Task instructions - Repeat every line of the listing below exactly, minus the pictures.

Dataset entries
--------------------------------------------------

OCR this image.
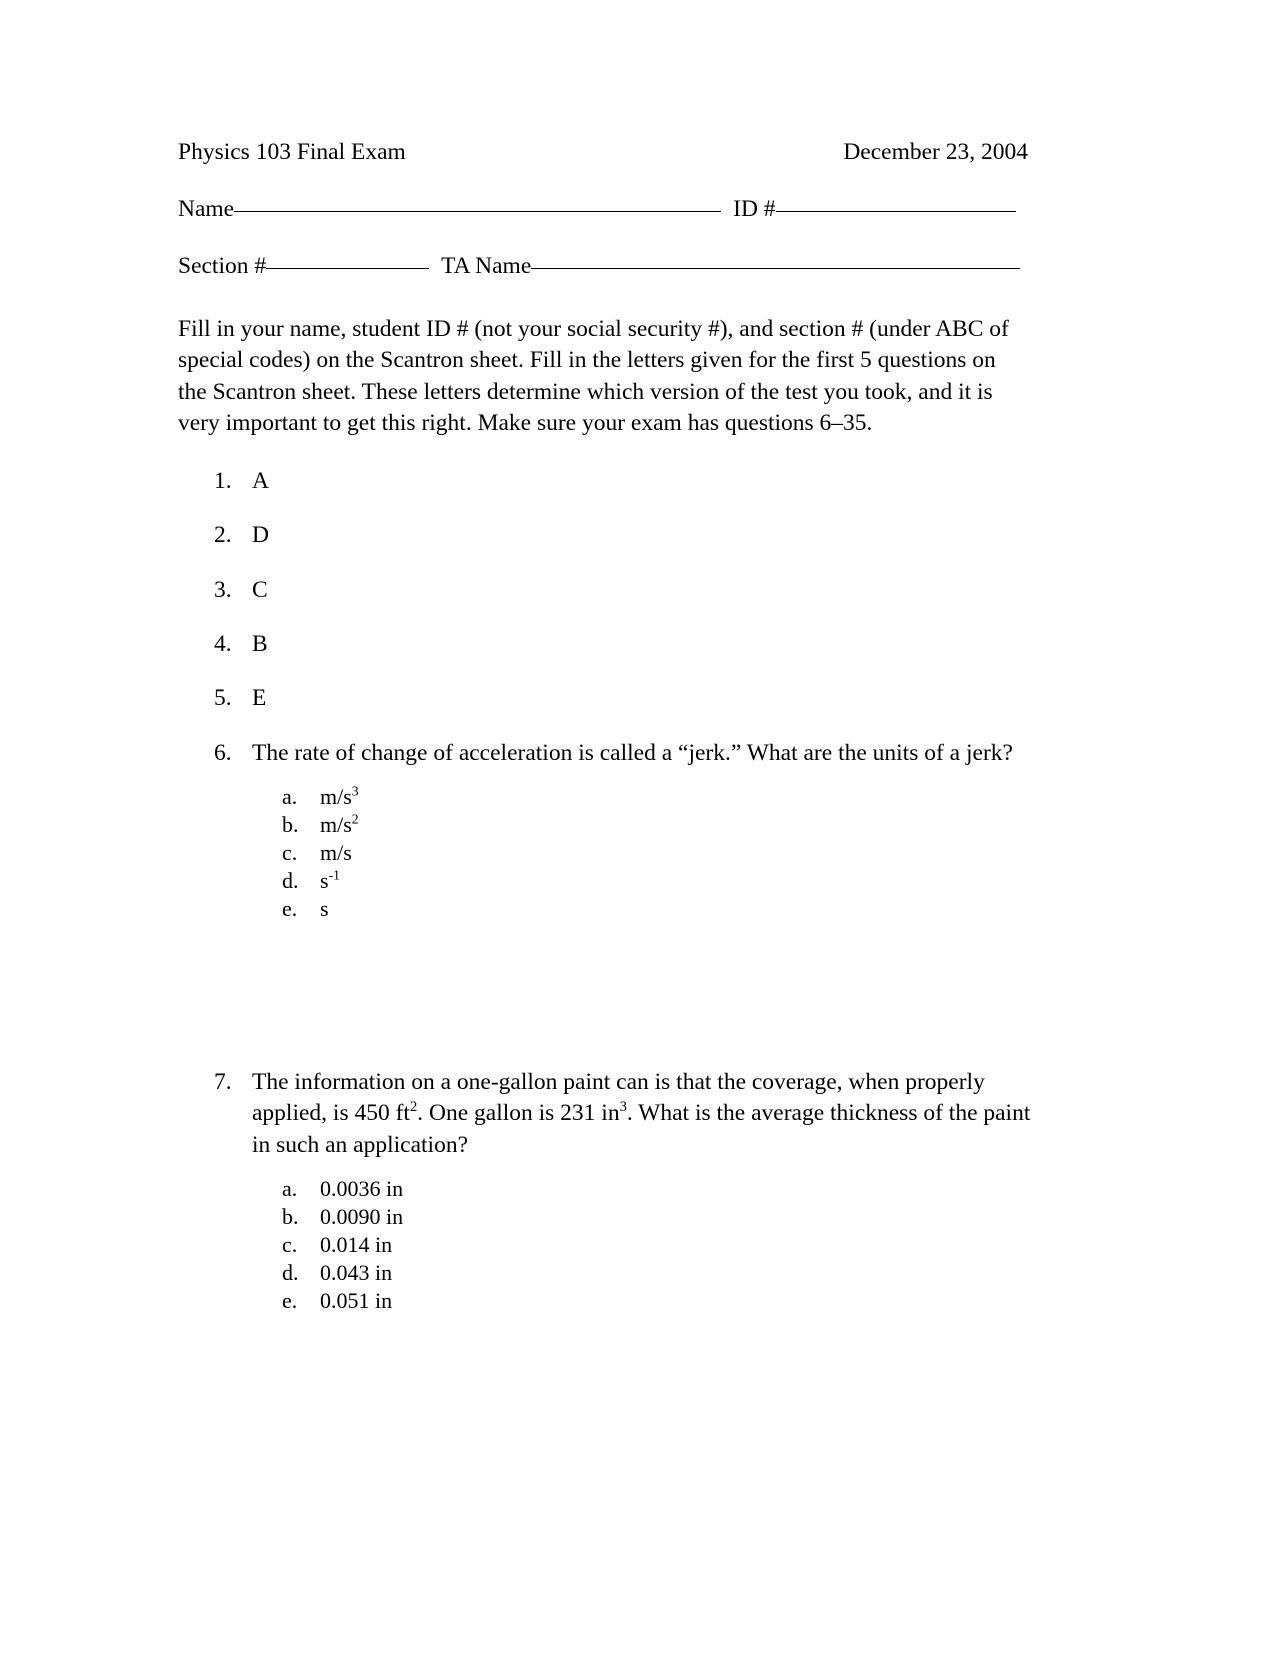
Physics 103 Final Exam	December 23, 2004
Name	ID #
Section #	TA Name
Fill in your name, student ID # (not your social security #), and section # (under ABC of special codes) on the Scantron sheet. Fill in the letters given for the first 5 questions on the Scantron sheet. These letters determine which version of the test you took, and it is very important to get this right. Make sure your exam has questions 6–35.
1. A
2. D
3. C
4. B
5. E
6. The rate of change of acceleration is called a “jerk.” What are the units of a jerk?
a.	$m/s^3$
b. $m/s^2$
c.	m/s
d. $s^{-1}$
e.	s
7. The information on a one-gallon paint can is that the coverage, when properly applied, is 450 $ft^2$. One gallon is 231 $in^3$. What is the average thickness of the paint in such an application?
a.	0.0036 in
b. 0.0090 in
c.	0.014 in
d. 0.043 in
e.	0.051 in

--------------------------------------------------

Response to the task -
OCR this image.
Physics 103 Final Exam	December 23, 2004
Name	ID #
Section #	TA Name
Fill in your name, student ID # (not your social security #), and section # (under ABC of special codes) on the Scantron sheet. Fill in the letters given for the first 5 questions on the Scantron sheet. These letters determine which version of the test you took, and it is very important to get this right. Make sure your exam has questions 6–35.
1. A
2. D
3. C
4. B
5. E
6. The rate of change of acceleration is called a “jerk.” What are the units of a jerk?
a.	$m/s^3$
b. $m/s^2$
c.	m/s
d. $s^{-1}$
e.	s
7. The information on a one-gallon paint can is that the coverage, when properly applied, is 450 $ft^2$. One gallon is 231 $in^3$. What is the average thickness of the paint in such an application?
a.	0.0036 in
b. 0.0090 in
c.	0.014 in
d. 0.043 in
e.	0.051 in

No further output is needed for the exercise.